**RECORDS FOR PROCESSING**.
╔══
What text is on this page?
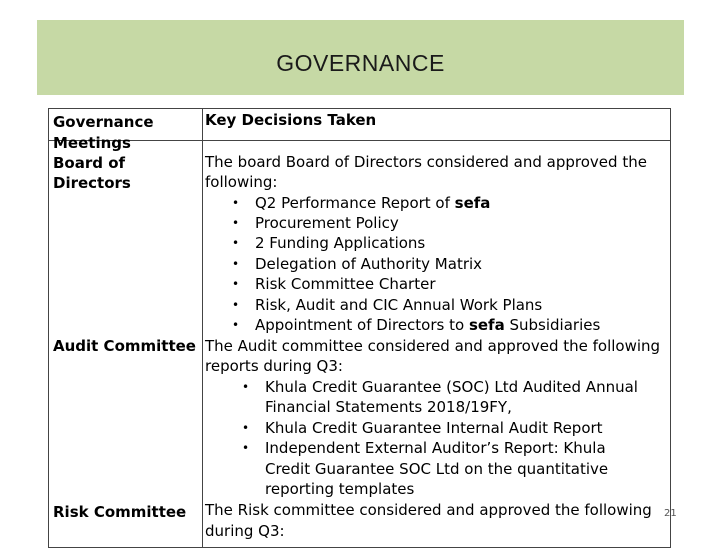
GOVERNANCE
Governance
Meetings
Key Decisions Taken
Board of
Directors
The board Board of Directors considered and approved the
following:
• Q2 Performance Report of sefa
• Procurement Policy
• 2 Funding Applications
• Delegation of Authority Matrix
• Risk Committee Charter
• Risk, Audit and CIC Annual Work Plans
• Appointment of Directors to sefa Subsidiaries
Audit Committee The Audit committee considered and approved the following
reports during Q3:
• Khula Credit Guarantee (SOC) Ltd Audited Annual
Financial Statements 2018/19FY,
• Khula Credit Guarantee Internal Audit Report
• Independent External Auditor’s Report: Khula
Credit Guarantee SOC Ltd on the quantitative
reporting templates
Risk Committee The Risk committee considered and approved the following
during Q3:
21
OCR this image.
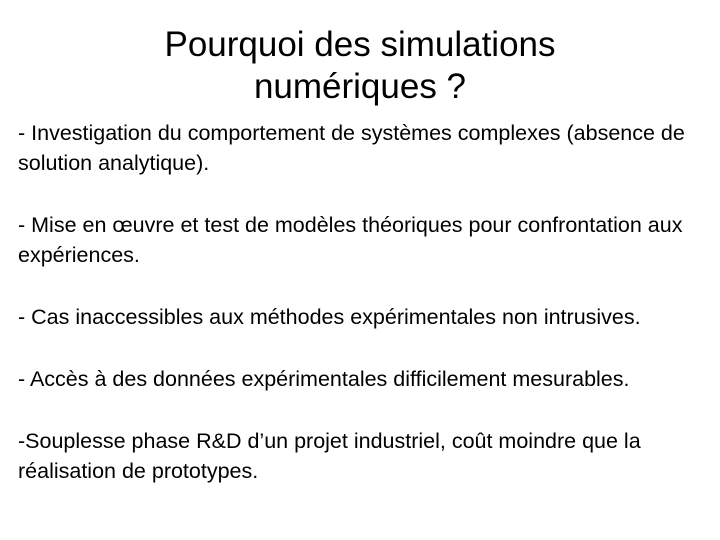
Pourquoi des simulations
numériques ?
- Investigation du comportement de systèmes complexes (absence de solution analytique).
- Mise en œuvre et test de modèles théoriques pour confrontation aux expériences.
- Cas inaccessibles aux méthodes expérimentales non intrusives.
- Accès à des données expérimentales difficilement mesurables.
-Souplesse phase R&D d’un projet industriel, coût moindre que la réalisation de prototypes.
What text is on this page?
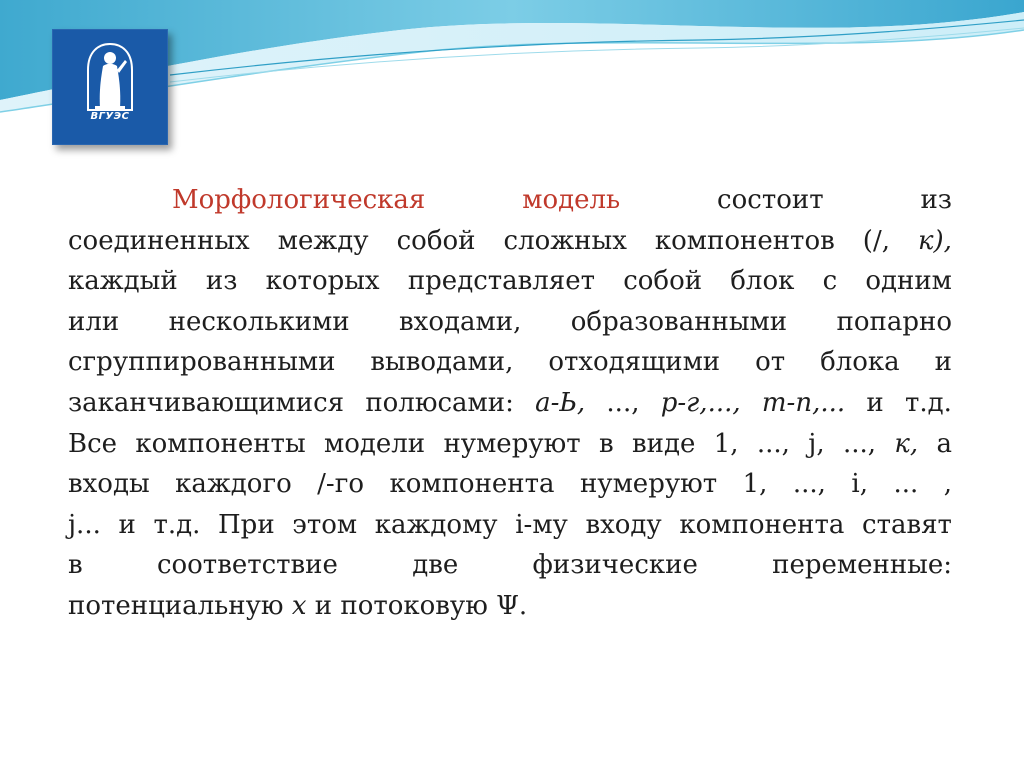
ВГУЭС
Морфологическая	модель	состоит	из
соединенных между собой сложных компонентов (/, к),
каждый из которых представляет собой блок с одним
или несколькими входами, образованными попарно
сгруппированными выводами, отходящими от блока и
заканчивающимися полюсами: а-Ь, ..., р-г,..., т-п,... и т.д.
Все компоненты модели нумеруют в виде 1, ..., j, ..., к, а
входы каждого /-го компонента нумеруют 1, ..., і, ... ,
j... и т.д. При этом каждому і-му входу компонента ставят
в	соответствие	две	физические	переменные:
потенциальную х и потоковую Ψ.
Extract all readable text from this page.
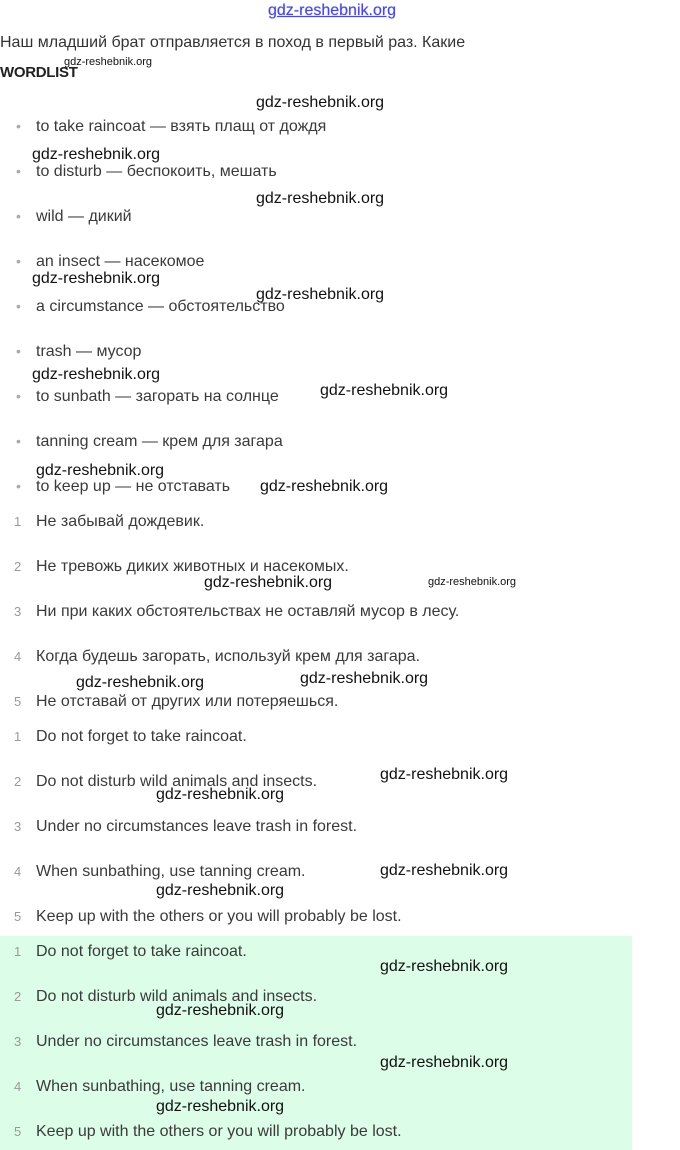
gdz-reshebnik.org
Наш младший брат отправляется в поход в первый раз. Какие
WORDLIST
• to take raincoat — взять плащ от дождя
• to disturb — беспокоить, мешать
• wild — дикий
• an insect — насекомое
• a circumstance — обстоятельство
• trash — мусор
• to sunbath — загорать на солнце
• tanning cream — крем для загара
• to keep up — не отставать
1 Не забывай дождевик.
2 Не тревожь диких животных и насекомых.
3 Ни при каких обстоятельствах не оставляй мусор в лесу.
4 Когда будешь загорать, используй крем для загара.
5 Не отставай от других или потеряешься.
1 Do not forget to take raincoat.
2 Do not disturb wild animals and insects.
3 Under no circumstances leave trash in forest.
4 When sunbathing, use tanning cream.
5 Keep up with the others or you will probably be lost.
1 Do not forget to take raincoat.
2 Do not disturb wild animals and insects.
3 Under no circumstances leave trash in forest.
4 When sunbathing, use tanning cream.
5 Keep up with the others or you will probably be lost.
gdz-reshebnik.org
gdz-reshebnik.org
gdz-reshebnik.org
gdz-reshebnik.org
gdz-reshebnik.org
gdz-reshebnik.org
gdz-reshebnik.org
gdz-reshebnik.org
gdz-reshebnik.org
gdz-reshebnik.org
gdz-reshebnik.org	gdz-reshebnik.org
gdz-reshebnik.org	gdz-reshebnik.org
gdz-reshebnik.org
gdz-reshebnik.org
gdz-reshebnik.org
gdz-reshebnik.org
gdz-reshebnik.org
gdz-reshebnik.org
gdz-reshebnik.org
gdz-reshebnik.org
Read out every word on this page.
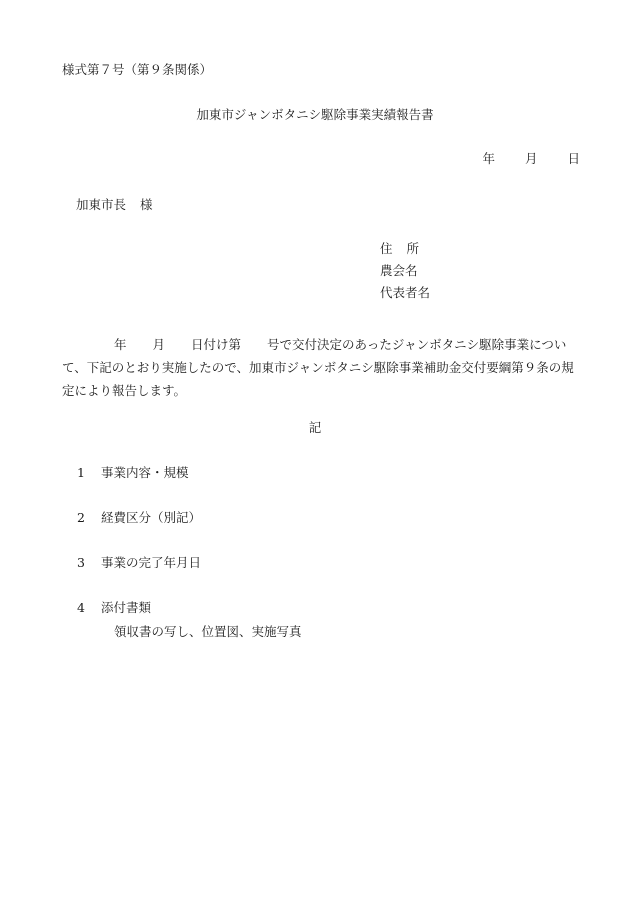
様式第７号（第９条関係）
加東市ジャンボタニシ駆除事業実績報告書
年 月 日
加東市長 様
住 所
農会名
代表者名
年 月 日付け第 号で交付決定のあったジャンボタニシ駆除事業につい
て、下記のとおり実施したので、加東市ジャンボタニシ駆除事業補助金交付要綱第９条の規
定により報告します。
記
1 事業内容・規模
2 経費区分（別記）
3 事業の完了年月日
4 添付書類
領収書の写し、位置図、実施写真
╚══
**THE REQUEST**.
Output the entries above exactly. Drop the pictures.

**COMPLETE RESPONSE**.
What text is on this page?
GOVERNANCE
Governance
Meetings
Key Decisions Taken
Board of
Directors
The board Board of Directors considered and approved the
following:
• Q2 Performance Report of sefa
• Procurement Policy
• 2 Funding Applications
• Delegation of Authority Matrix
• Risk Committee Charter
• Risk, Audit and CIC Annual Work Plans
• Appointment of Directors to sefa Subsidiaries
Audit Committee The Audit committee considered and approved the following
reports during Q3:
• Khula Credit Guarantee (SOC) Ltd Audited Annual
Financial Statements 2018/19FY,
• Khula Credit Guarantee Internal Audit Report
• Independent External Auditor’s Report: Khula
Credit Guarantee SOC Ltd on the quantitative
reporting templates
Risk Committee The Risk committee considered and approved the following
during Q3:
21
OCR this image.
Pourquoi des simulations
numériques ?
- Investigation du comportement de systèmes complexes (absence de solution analytique).
- Mise en œuvre et test de modèles théoriques pour confrontation aux expériences.
- Cas inaccessibles aux méthodes expérimentales non intrusives.
- Accès à des données expérimentales difficilement mesurables.
-Souplesse phase R&D d’un projet industriel, coût moindre que la réalisation de prototypes.
What text is on this page?
ВГУЭС
Морфологическая	модель	состоит	из
соединенных между собой сложных компонентов (/, к),
каждый из которых представляет собой блок с одним
или несколькими входами, образованными попарно
сгруппированными выводами, отходящими от блока и
заканчивающимися полюсами: а-Ь, ..., р-г,..., т-п,... и т.д.
Все компоненты модели нумеруют в виде 1, ..., j, ..., к, а
входы каждого /-го компонента нумеруют 1, ..., і, ... ,
j... и т.д. При этом каждому і-му входу компонента ставят
в	соответствие	две	физические	переменные:
потенциальную х и потоковую Ψ.
Extract all readable text from this page.
gdz-reshebnik.org
Наш младший брат отправляется в поход в первый раз. Какие
WORDLIST
• to take raincoat — взять плащ от дождя
• to disturb — беспокоить, мешать
• wild — дикий
• an insect — насекомое
• a circumstance — обстоятельство
• trash — мусор
• to sunbath — загорать на солнце
• tanning cream — крем для загара
• to keep up — не отставать
1 Не забывай дождевик.
2 Не тревожь диких животных и насекомых.
3 Ни при каких обстоятельствах не оставляй мусор в лесу.
4 Когда будешь загорать, используй крем для загара.
5 Не отставай от других или потеряешься.
1 Do not forget to take raincoat.
2 Do not disturb wild animals and insects.
3 Under no circumstances leave trash in forest.
4 When sunbathing, use tanning cream.
5 Keep up with the others or you will probably be lost.
1 Do not forget to take raincoat.
2 Do not disturb wild animals and insects.
3 Under no circumstances leave trash in forest.
4 When sunbathing, use tanning cream.
5 Keep up with the others or you will probably be lost.
gdz-reshebnik.org
gdz-reshebnik.org
gdz-reshebnik.org
gdz-reshebnik.org
gdz-reshebnik.org
gdz-reshebnik.org
gdz-reshebnik.org
gdz-reshebnik.org
gdz-reshebnik.org
gdz-reshebnik.org
gdz-reshebnik.org	gdz-reshebnik.org
gdz-reshebnik.org	gdz-reshebnik.org
gdz-reshebnik.org
gdz-reshebnik.org
gdz-reshebnik.org
gdz-reshebnik.org
gdz-reshebnik.org
gdz-reshebnik.org
gdz-reshebnik.org
gdz-reshebnik.org
Read out every word on this page.
様式第７号（第９条関係）
加東市ジャンボタニシ駆除事業実績報告書
年 月 日
加東市長 様
住 所
農会名
代表者名
年 月 日付け第 号で交付決定のあったジャンボタニシ駆除事業につい
て、下記のとおり実施したので、加東市ジャンボタニシ駆除事業補助金交付要綱第９条の規
定により報告します。
記
1 事業内容・規模
2 経費区分（別記）
3 事業の完了年月日
4 添付書類
領収書の写し、位置図、実施写真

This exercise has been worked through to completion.